What to work on> The entries must be set down again word for word; no pictures belong in the copy.

BEGIN Excerpted records

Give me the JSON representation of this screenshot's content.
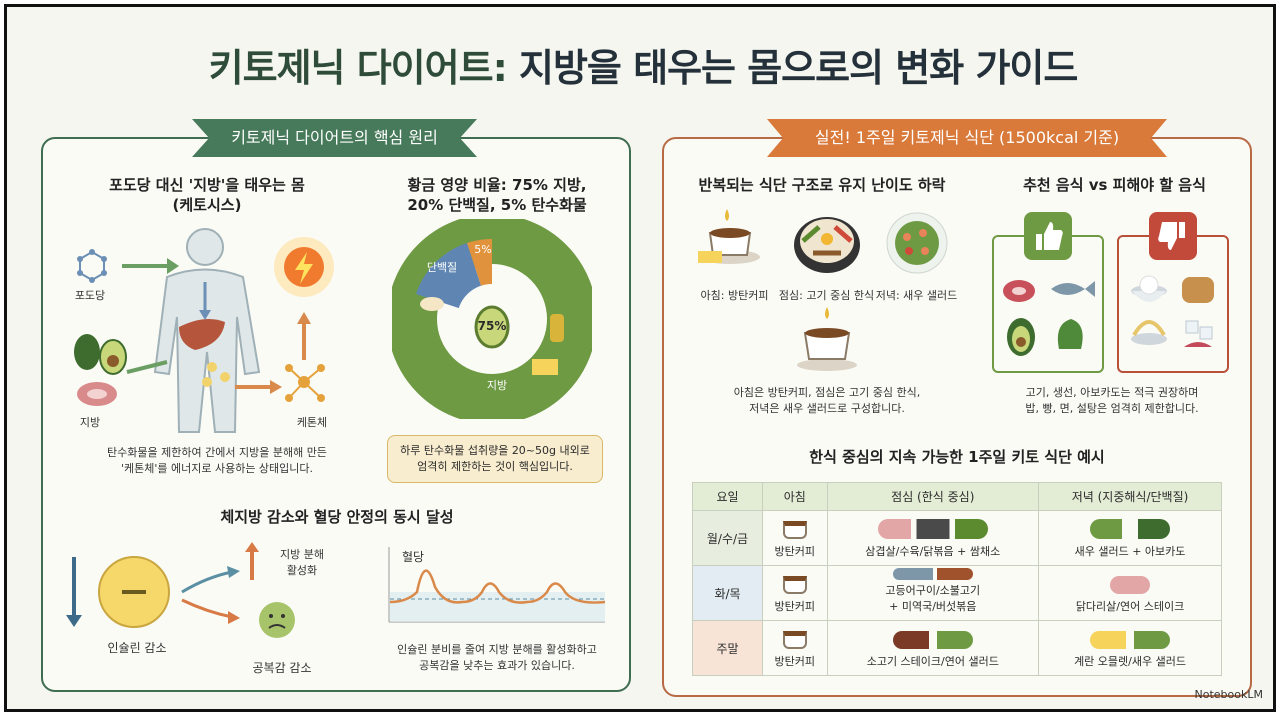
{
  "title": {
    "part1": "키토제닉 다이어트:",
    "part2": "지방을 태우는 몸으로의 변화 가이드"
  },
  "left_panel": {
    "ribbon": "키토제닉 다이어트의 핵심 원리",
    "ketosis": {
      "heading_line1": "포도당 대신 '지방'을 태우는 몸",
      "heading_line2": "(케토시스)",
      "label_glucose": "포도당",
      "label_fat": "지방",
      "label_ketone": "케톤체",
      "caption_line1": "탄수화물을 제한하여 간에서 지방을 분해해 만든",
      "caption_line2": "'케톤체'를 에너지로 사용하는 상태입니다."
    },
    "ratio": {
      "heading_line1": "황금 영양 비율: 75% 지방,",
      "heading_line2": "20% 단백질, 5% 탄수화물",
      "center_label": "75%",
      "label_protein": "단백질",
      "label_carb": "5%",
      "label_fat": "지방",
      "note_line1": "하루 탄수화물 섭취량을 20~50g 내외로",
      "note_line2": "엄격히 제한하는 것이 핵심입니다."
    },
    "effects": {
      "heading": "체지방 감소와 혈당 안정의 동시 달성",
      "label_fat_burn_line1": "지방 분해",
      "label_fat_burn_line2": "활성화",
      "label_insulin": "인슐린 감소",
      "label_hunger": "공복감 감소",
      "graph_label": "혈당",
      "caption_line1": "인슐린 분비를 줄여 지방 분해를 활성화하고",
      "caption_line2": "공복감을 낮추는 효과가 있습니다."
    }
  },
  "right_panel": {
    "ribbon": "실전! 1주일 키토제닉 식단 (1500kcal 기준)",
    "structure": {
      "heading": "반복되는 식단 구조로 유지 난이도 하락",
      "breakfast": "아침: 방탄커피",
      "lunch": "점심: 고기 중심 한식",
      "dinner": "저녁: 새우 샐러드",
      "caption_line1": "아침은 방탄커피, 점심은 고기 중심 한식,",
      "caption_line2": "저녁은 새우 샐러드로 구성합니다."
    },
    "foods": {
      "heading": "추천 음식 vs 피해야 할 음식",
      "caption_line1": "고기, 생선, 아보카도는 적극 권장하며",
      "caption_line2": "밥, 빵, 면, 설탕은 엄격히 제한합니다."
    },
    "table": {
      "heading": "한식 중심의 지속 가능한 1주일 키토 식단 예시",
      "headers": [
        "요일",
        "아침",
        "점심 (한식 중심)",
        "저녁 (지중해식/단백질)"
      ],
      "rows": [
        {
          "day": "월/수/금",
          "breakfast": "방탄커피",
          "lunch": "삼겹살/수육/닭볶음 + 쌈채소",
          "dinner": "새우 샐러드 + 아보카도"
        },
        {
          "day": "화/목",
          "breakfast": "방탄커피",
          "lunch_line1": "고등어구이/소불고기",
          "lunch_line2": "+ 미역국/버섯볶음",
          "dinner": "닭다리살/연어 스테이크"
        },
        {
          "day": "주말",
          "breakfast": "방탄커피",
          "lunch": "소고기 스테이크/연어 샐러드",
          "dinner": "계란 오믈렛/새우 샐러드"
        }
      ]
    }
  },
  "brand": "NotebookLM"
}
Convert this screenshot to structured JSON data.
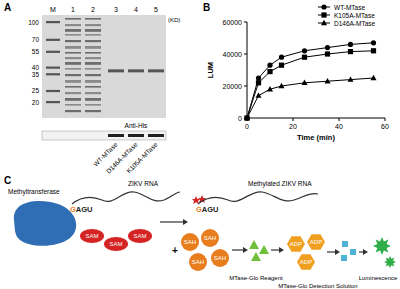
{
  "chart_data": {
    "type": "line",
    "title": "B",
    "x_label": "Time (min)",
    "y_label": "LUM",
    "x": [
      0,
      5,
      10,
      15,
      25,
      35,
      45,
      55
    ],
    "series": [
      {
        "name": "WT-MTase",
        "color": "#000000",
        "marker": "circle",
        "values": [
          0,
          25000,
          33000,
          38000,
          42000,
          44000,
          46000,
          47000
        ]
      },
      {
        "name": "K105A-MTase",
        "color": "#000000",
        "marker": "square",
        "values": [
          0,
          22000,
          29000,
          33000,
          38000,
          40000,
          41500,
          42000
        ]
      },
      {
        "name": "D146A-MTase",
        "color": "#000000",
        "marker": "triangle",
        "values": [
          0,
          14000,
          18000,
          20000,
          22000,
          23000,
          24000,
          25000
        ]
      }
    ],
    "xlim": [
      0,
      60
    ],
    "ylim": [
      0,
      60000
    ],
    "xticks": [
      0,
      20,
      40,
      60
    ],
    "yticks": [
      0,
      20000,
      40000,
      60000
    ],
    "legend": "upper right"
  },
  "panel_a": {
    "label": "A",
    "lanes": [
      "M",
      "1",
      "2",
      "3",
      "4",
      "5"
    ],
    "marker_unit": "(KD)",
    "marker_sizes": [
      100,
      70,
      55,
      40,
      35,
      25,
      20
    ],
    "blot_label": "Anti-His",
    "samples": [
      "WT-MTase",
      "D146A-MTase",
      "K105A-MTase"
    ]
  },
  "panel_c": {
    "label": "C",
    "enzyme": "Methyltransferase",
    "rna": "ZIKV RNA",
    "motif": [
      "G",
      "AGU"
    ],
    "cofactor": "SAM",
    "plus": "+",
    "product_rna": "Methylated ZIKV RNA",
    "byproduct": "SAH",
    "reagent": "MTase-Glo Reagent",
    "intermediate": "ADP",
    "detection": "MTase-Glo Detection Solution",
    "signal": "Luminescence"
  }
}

END Excerpted records

Output of the exercise>
Give me the JSON representation of this screenshot's content.
{
  "title": {
    "part1": "키토제닉 다이어트:",
    "part2": "지방을 태우는 몸으로의 변화 가이드"
  },
  "left_panel": {
    "ribbon": "키토제닉 다이어트의 핵심 원리",
    "ketosis": {
      "heading_line1": "포도당 대신 '지방'을 태우는 몸",
      "heading_line2": "(케토시스)",
      "label_glucose": "포도당",
      "label_fat": "지방",
      "label_ketone": "케톤체",
      "caption_line1": "탄수화물을 제한하여 간에서 지방을 분해해 만든",
      "caption_line2": "'케톤체'를 에너지로 사용하는 상태입니다."
    },
    "ratio": {
      "heading_line1": "황금 영양 비율: 75% 지방,",
      "heading_line2": "20% 단백질, 5% 탄수화물",
      "center_label": "75%",
      "label_protein": "단백질",
      "label_carb": "5%",
      "label_fat": "지방",
      "note_line1": "하루 탄수화물 섭취량을 20~50g 내외로",
      "note_line2": "엄격히 제한하는 것이 핵심입니다."
    },
    "effects": {
      "heading": "체지방 감소와 혈당 안정의 동시 달성",
      "label_fat_burn_line1": "지방 분해",
      "label_fat_burn_line2": "활성화",
      "label_insulin": "인슐린 감소",
      "label_hunger": "공복감 감소",
      "graph_label": "혈당",
      "caption_line1": "인슐린 분비를 줄여 지방 분해를 활성화하고",
      "caption_line2": "공복감을 낮추는 효과가 있습니다."
    }
  },
  "right_panel": {
    "ribbon": "실전! 1주일 키토제닉 식단 (1500kcal 기준)",
    "structure": {
      "heading": "반복되는 식단 구조로 유지 난이도 하락",
      "breakfast": "아침: 방탄커피",
      "lunch": "점심: 고기 중심 한식",
      "dinner": "저녁: 새우 샐러드",
      "caption_line1": "아침은 방탄커피, 점심은 고기 중심 한식,",
      "caption_line2": "저녁은 새우 샐러드로 구성합니다."
    },
    "foods": {
      "heading": "추천 음식 vs 피해야 할 음식",
      "caption_line1": "고기, 생선, 아보카도는 적극 권장하며",
      "caption_line2": "밥, 빵, 면, 설탕은 엄격히 제한합니다."
    },
    "table": {
      "heading": "한식 중심의 지속 가능한 1주일 키토 식단 예시",
      "headers": [
        "요일",
        "아침",
        "점심 (한식 중심)",
        "저녁 (지중해식/단백질)"
      ],
      "rows": [
        {
          "day": "월/수/금",
          "breakfast": "방탄커피",
          "lunch": "삼겹살/수육/닭볶음 + 쌈채소",
          "dinner": "새우 샐러드 + 아보카도"
        },
        {
          "day": "화/목",
          "breakfast": "방탄커피",
          "lunch_line1": "고등어구이/소불고기",
          "lunch_line2": "+ 미역국/버섯볶음",
          "dinner": "닭다리살/연어 스테이크"
        },
        {
          "day": "주말",
          "breakfast": "방탄커피",
          "lunch": "소고기 스테이크/연어 샐러드",
          "dinner": "계란 오믈렛/새우 샐러드"
        }
      ]
    }
  },
  "brand": "NotebookLM"
}
Convert this screenshot to structured JSON data.
{
  "chart_data": {
    "type": "line",
    "title": "B",
    "x_label": "Time (min)",
    "y_label": "LUM",
    "x": [
      0,
      5,
      10,
      15,
      25,
      35,
      45,
      55
    ],
    "series": [
      {
        "name": "WT-MTase",
        "color": "#000000",
        "marker": "circle",
        "values": [
          0,
          25000,
          33000,
          38000,
          42000,
          44000,
          46000,
          47000
        ]
      },
      {
        "name": "K105A-MTase",
        "color": "#000000",
        "marker": "square",
        "values": [
          0,
          22000,
          29000,
          33000,
          38000,
          40000,
          41500,
          42000
        ]
      },
      {
        "name": "D146A-MTase",
        "color": "#000000",
        "marker": "triangle",
        "values": [
          0,
          14000,
          18000,
          20000,
          22000,
          23000,
          24000,
          25000
        ]
      }
    ],
    "xlim": [
      0,
      60
    ],
    "ylim": [
      0,
      60000
    ],
    "xticks": [
      0,
      20,
      40,
      60
    ],
    "yticks": [
      0,
      20000,
      40000,
      60000
    ],
    "legend": "upper right"
  },
  "panel_a": {
    "label": "A",
    "lanes": [
      "M",
      "1",
      "2",
      "3",
      "4",
      "5"
    ],
    "marker_unit": "(KD)",
    "marker_sizes": [
      100,
      70,
      55,
      40,
      35,
      25,
      20
    ],
    "blot_label": "Anti-His",
    "samples": [
      "WT-MTase",
      "D146A-MTase",
      "K105A-MTase"
    ]
  },
  "panel_c": {
    "label": "C",
    "enzyme": "Methyltransferase",
    "rna": "ZIKV RNA",
    "motif": [
      "G",
      "AGU"
    ],
    "cofactor": "SAM",
    "plus": "+",
    "product_rna": "Methylated ZIKV RNA",
    "byproduct": "SAH",
    "reagent": "MTase-Glo Reagent",
    "intermediate": "ADP",
    "detection": "MTase-Glo Detection Solution",
    "signal": "Luminescence"
  }
}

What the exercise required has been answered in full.